> _Brief_:
Although the records contain pictures, only their text should be repeated, exactly as it stands.
#### Task inputs
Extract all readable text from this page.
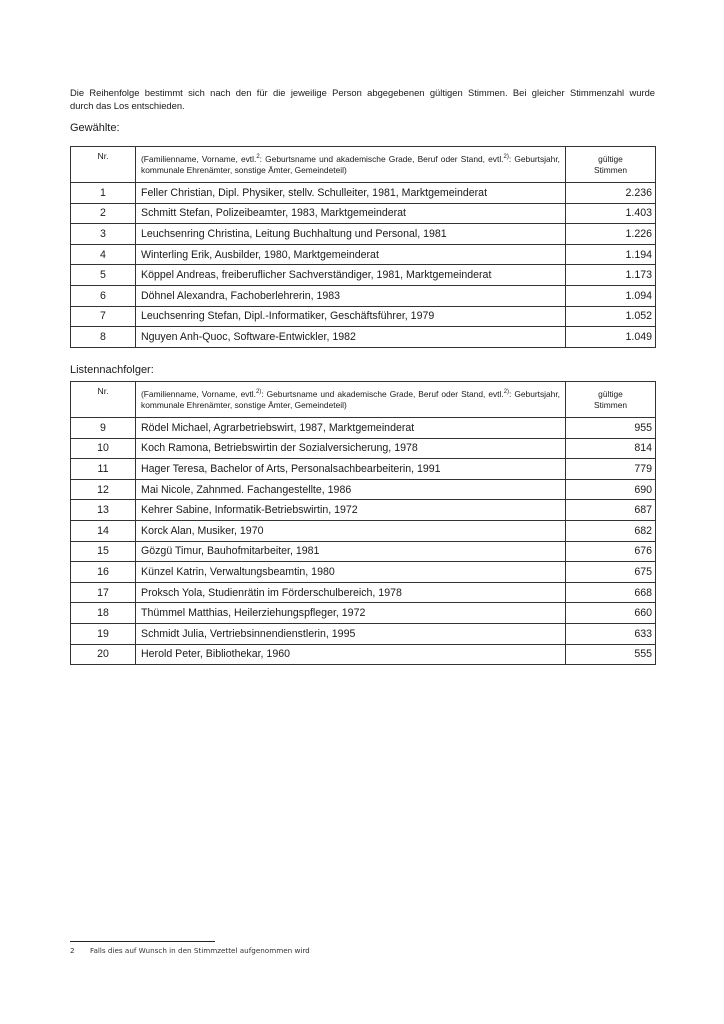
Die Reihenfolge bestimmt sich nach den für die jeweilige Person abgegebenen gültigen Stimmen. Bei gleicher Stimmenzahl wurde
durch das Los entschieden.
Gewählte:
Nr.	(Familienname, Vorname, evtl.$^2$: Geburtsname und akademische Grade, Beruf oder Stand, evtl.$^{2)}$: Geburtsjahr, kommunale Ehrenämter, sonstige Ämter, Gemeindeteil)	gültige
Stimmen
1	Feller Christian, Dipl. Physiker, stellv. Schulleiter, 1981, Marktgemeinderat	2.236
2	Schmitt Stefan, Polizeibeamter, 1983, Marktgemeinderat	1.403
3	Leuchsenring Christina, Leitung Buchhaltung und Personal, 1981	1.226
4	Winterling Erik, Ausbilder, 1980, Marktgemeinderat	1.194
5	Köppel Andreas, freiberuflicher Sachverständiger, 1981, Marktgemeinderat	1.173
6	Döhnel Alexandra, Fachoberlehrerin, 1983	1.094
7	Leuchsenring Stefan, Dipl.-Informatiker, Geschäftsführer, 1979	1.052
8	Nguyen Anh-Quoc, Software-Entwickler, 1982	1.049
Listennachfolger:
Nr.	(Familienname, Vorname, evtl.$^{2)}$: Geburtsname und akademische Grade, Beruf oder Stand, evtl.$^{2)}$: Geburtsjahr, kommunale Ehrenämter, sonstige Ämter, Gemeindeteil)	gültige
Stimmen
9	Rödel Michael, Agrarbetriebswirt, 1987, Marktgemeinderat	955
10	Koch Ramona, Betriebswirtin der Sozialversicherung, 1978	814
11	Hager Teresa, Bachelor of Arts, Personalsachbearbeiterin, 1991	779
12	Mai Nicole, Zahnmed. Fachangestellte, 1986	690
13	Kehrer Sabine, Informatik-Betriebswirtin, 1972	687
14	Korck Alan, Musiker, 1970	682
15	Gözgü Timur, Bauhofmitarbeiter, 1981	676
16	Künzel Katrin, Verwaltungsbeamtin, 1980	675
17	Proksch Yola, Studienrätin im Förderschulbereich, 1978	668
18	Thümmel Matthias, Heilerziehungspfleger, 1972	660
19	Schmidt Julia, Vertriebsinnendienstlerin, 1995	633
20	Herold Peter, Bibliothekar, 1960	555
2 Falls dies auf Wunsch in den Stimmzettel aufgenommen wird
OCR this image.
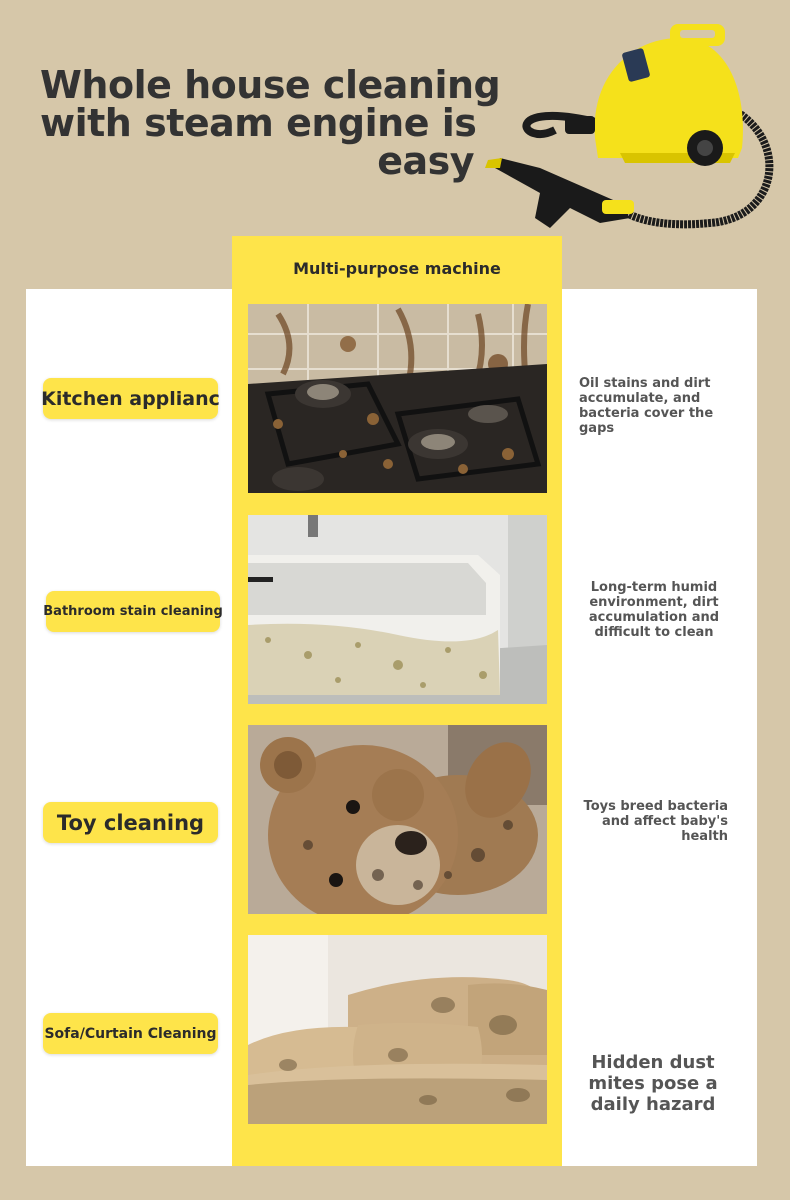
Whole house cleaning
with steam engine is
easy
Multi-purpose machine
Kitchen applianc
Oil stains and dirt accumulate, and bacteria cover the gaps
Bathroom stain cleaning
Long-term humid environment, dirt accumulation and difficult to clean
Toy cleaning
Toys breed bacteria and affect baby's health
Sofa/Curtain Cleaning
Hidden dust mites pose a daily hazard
########
> _Answer to the problem_:
Extract all readable text from this page.
Die Reihenfolge bestimmt sich nach den für die jeweilige Person abgegebenen gültigen Stimmen. Bei gleicher Stimmenzahl wurde
durch das Los entschieden.
Gewählte:
Nr.	(Familienname, Vorname, evtl.$^2$: Geburtsname und akademische Grade, Beruf oder Stand, evtl.$^{2)}$: Geburtsjahr, kommunale Ehrenämter, sonstige Ämter, Gemeindeteil)	gültige
Stimmen
1	Feller Christian, Dipl. Physiker, stellv. Schulleiter, 1981, Marktgemeinderat	2.236
2	Schmitt Stefan, Polizeibeamter, 1983, Marktgemeinderat	1.403
3	Leuchsenring Christina, Leitung Buchhaltung und Personal, 1981	1.226
4	Winterling Erik, Ausbilder, 1980, Marktgemeinderat	1.194
5	Köppel Andreas, freiberuflicher Sachverständiger, 1981, Marktgemeinderat	1.173
6	Döhnel Alexandra, Fachoberlehrerin, 1983	1.094
7	Leuchsenring Stefan, Dipl.-Informatiker, Geschäftsführer, 1979	1.052
8	Nguyen Anh-Quoc, Software-Entwickler, 1982	1.049
Listennachfolger:
Nr.	(Familienname, Vorname, evtl.$^{2)}$: Geburtsname und akademische Grade, Beruf oder Stand, evtl.$^{2)}$: Geburtsjahr, kommunale Ehrenämter, sonstige Ämter, Gemeindeteil)	gültige
Stimmen
9	Rödel Michael, Agrarbetriebswirt, 1987, Marktgemeinderat	955
10	Koch Ramona, Betriebswirtin der Sozialversicherung, 1978	814
11	Hager Teresa, Bachelor of Arts, Personalsachbearbeiterin, 1991	779
12	Mai Nicole, Zahnmed. Fachangestellte, 1986	690
13	Kehrer Sabine, Informatik-Betriebswirtin, 1972	687
14	Korck Alan, Musiker, 1970	682
15	Gözgü Timur, Bauhofmitarbeiter, 1981	676
16	Künzel Katrin, Verwaltungsbeamtin, 1980	675
17	Proksch Yola, Studienrätin im Förderschulbereich, 1978	668
18	Thümmel Matthias, Heilerziehungspfleger, 1972	660
19	Schmidt Julia, Vertriebsinnendienstlerin, 1995	633
20	Herold Peter, Bibliothekar, 1960	555
2 Falls dies auf Wunsch in den Stimmzettel aufgenommen wird
OCR this image.
Whole house cleaning
with steam engine is
easy
Multi-purpose machine
Kitchen applianc
Oil stains and dirt accumulate, and bacteria cover the gaps
Bathroom stain cleaning
Long-term humid environment, dirt accumulation and difficult to clean
Toy cleaning
Toys breed bacteria and affect baby's health
Sofa/Curtain Cleaning
Hidden dust mites pose a daily hazard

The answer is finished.